WHAT THE EXERCISE ASKS: Print the listing in its entirety and exactly, leaving out images.

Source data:
-*-

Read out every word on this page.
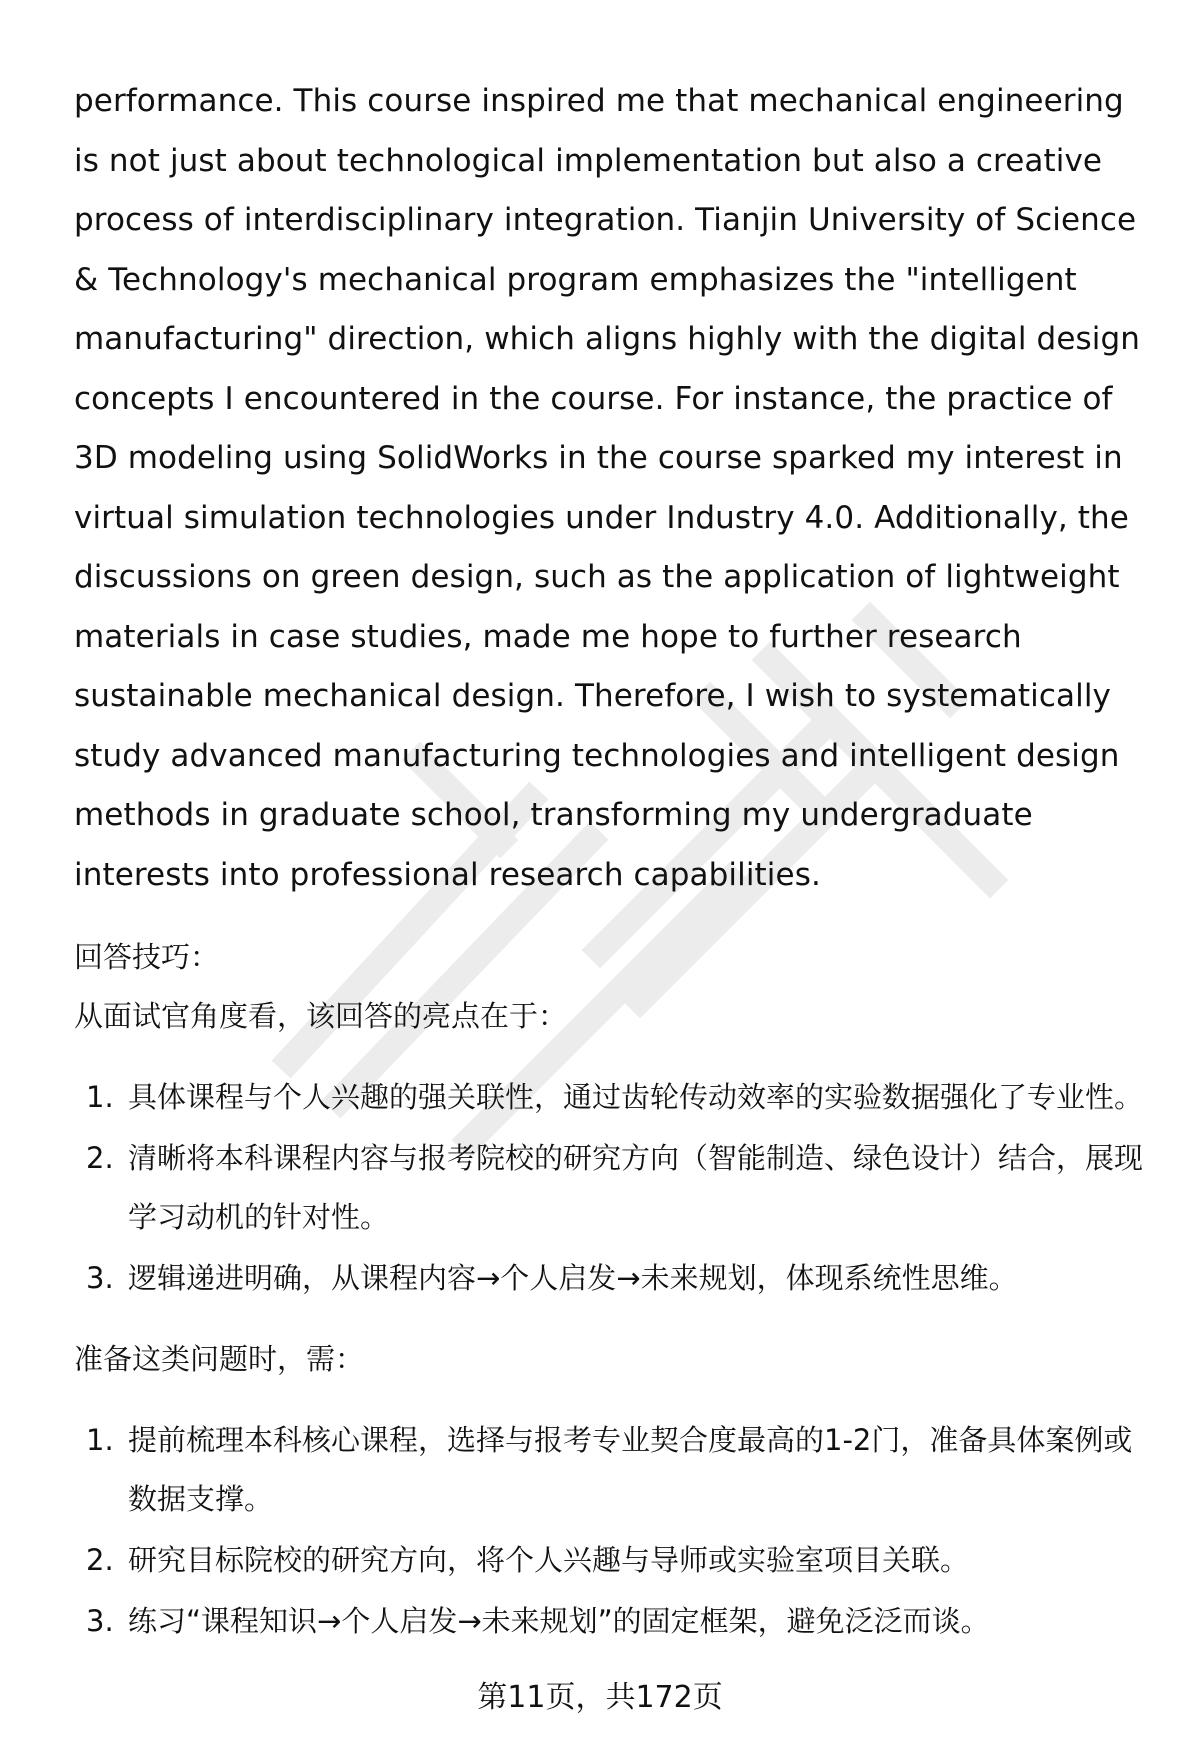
performance. This course inspired me that mechanical engineering is not just about technological implementation but also a creative process of interdisciplinary integration. Tianjin University of Science & Technology's mechanical program emphasizes the "intelligent manufacturing" direction, which aligns highly with the digital design concepts I encountered in the course. For instance, the practice of 3D modeling using SolidWorks in the course sparked my interest in virtual simulation technologies under Industry 4.0. Additionally, the discussions on green design, such as the application of lightweight materials in case studies, made me hope to further research sustainable mechanical design. Therefore, I wish to systematically study advanced manufacturing technologies and intelligent design methods in graduate school, transforming my undergraduate interests into professional research capabilities.

回答技巧：

从面试官角度看，该回答的亮点在于：

1. 具体课程与个人兴趣的强关联性，通过齿轮传动效率的实验数据强化了专业性。
2. 清晰将本科课程内容与报考院校的研究方向（智能制造、绿色设计）结合，展现学习动机的针对性。
3. 逻辑递进明确，从课程内容→个人启发→未来规划，体现系统性思维。

准备这类问题时，需：

1. 提前梳理本科核心课程，选择与报考专业契合度最高的1-2门，准备具体案例或数据支撑。
2. 研究目标院校的研究方向，将个人兴趣与导师或实验室项目关联。
3. 练习“课程知识→个人启发→未来规划”的固定框架，避免泛泛而谈。
第11页，共172页
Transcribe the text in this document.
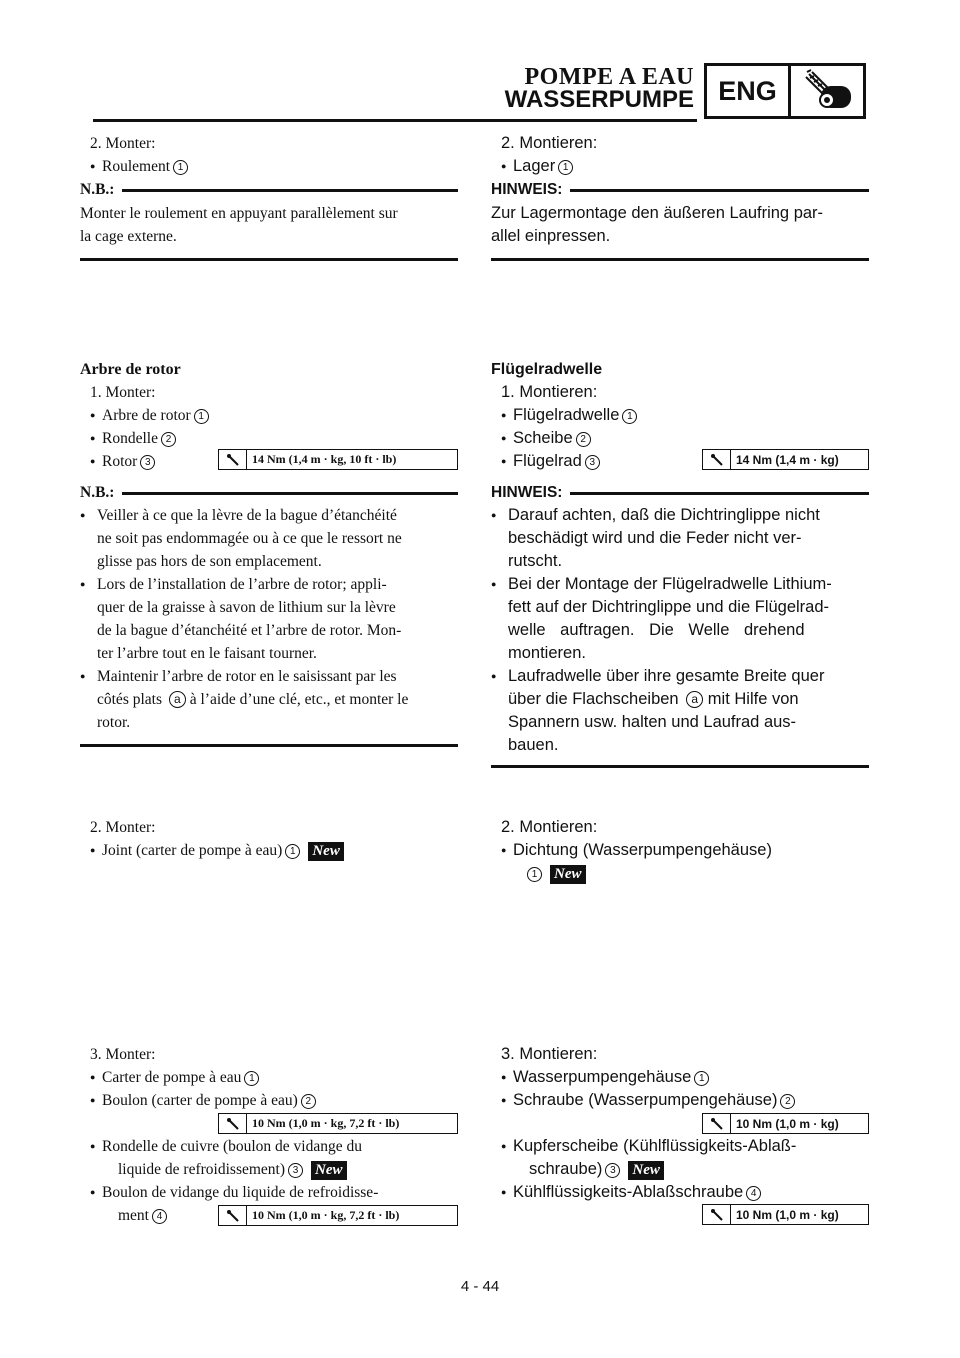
POMPE A EAU
WASSERPUMPE ENG
2. Monter:
● Roulement 1
N.B.:
Monter le roulement en appuyant parallèlement sur
la cage externe.
Arbre de rotor
1. Monter:
● Arbre de rotor 1
● Rondelle 2
● Rotor 3	14 Nm (1,4 m · kg, 10 ft · lb)
N.B.:
● Veiller à ce que la lèvre de la bague d’étanchéité
ne soit pas endommagée ou à ce que le ressort ne
glisse pas hors de son emplacement.
● Lors de l’installation de l’arbre de rotor; appli-
quer de la graisse à savon de lithium sur la lèvre
de la bague d’étanchéité et l’arbre de rotor. Mon-
ter l’arbre tout en le faisant tourner.
● Maintenir l’arbre de rotor en le saisissant par les
côtés plats a à l’aide d’une clé, etc., et monter le
rotor.
2. Monter:
● Joint (carter de pompe à eau) 1 New
3. Monter:
● Carter de pompe à eau 1
● Boulon (carter de pompe à eau) 2
10 Nm (1,0 m · kg, 7,2 ft · lb)
● Rondelle de cuivre (boulon de vidange du
liquide de refroidissement) 3 New
● Boulon de vidange du liquide de refroidisse-
ment 4	10 Nm (1,0 m · kg, 7,2 ft · lb)
2. Montieren:
● Lager 1
HINWEIS:
Zur Lagermontage den äußeren Laufring par-
allel einpressen.
Flügelradwelle
1. Montieren:
● Flügelradwelle 1
● Scheibe 2
● Flügelrad 3	14 Nm (1,4 m · kg)
HINWEIS:
● Darauf achten, daß die Dichtringlippe nicht
beschädigt wird und die Feder nicht ver-
rutscht.
● Bei der Montage der Flügelradwelle Lithium-
fett auf der Dichtringlippe und die Flügelrad-
welle auftragen. Die Welle drehend
montieren.
● Laufradwelle über ihre gesamte Breite quer
über die Flachscheiben a mit Hilfe von
Spannern usw. halten und Laufrad aus-
bauen.
2. Montieren:
● Dichtung (Wasserpumpengehäuse)
1 New
3. Montieren:
● Wasserpumpengehäuse 1
● Schraube (Wasserpumpengehäuse) 2
10 Nm (1,0 m · kg)
● Kupferscheibe (Kühlflüssigkeits-Ablaß-
schraube) 3 New
● Kühlflüssigkeits-Ablaßschraube 4
10 Nm (1,0 m · kg)
4 - 44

-*-

SOLUTION TO THE EXERCISE:
Read out every word on this page.
performance. This course inspired me that mechanical engineering is not just about technological implementation but also a creative process of interdisciplinary integration. Tianjin University of Science & Technology's mechanical program emphasizes the "intelligent manufacturing" direction, which aligns highly with the digital design concepts I encountered in the course. For instance, the practice of 3D modeling using SolidWorks in the course sparked my interest in virtual simulation technologies under Industry 4.0. Additionally, the discussions on green design, such as the application of lightweight materials in case studies, made me hope to further research sustainable mechanical design. Therefore, I wish to systematically study advanced manufacturing technologies and intelligent design methods in graduate school, transforming my undergraduate interests into professional research capabilities.

回答技巧：

从面试官角度看，该回答的亮点在于：

1. 具体课程与个人兴趣的强关联性，通过齿轮传动效率的实验数据强化了专业性。
2. 清晰将本科课程内容与报考院校的研究方向（智能制造、绿色设计）结合，展现学习动机的针对性。
3. 逻辑递进明确，从课程内容→个人启发→未来规划，体现系统性思维。

准备这类问题时，需：

1. 提前梳理本科核心课程，选择与报考专业契合度最高的1-2门，准备具体案例或数据支撑。
2. 研究目标院校的研究方向，将个人兴趣与导师或实验室项目关联。
3. 练习“课程知识→个人启发→未来规划”的固定框架，避免泛泛而谈。
第11页，共172页
Transcribe the text in this document.
POMPE A EAU
WASSERPUMPE ENG
2. Monter:
● Roulement 1
N.B.:
Monter le roulement en appuyant parallèlement sur
la cage externe.
Arbre de rotor
1. Monter:
● Arbre de rotor 1
● Rondelle 2
● Rotor 3	14 Nm (1,4 m · kg, 10 ft · lb)
N.B.:
● Veiller à ce que la lèvre de la bague d’étanchéité
ne soit pas endommagée ou à ce que le ressort ne
glisse pas hors de son emplacement.
● Lors de l’installation de l’arbre de rotor; appli-
quer de la graisse à savon de lithium sur la lèvre
de la bague d’étanchéité et l’arbre de rotor. Mon-
ter l’arbre tout en le faisant tourner.
● Maintenir l’arbre de rotor en le saisissant par les
côtés plats a à l’aide d’une clé, etc., et monter le
rotor.
2. Monter:
● Joint (carter de pompe à eau) 1 New
3. Monter:
● Carter de pompe à eau 1
● Boulon (carter de pompe à eau) 2
10 Nm (1,0 m · kg, 7,2 ft · lb)
● Rondelle de cuivre (boulon de vidange du
liquide de refroidissement) 3 New
● Boulon de vidange du liquide de refroidisse-
ment 4	10 Nm (1,0 m · kg, 7,2 ft · lb)
2. Montieren:
● Lager 1
HINWEIS:
Zur Lagermontage den äußeren Laufring par-
allel einpressen.
Flügelradwelle
1. Montieren:
● Flügelradwelle 1
● Scheibe 2
● Flügelrad 3	14 Nm (1,4 m · kg)
HINWEIS:
● Darauf achten, daß die Dichtringlippe nicht
beschädigt wird und die Feder nicht ver-
rutscht.
● Bei der Montage der Flügelradwelle Lithium-
fett auf der Dichtringlippe und die Flügelrad-
welle auftragen. Die Welle drehend
montieren.
● Laufradwelle über ihre gesamte Breite quer
über die Flachscheiben a mit Hilfe von
Spannern usw. halten und Laufrad aus-
bauen.
2. Montieren:
● Dichtung (Wasserpumpengehäuse)
1 New
3. Montieren:
● Wasserpumpengehäuse 1
● Schraube (Wasserpumpengehäuse) 2
10 Nm (1,0 m · kg)
● Kupferscheibe (Kühlflüssigkeits-Ablaß-
schraube) 3 New
● Kühlflüssigkeits-Ablaßschraube 4
10 Nm (1,0 m · kg)
4 - 44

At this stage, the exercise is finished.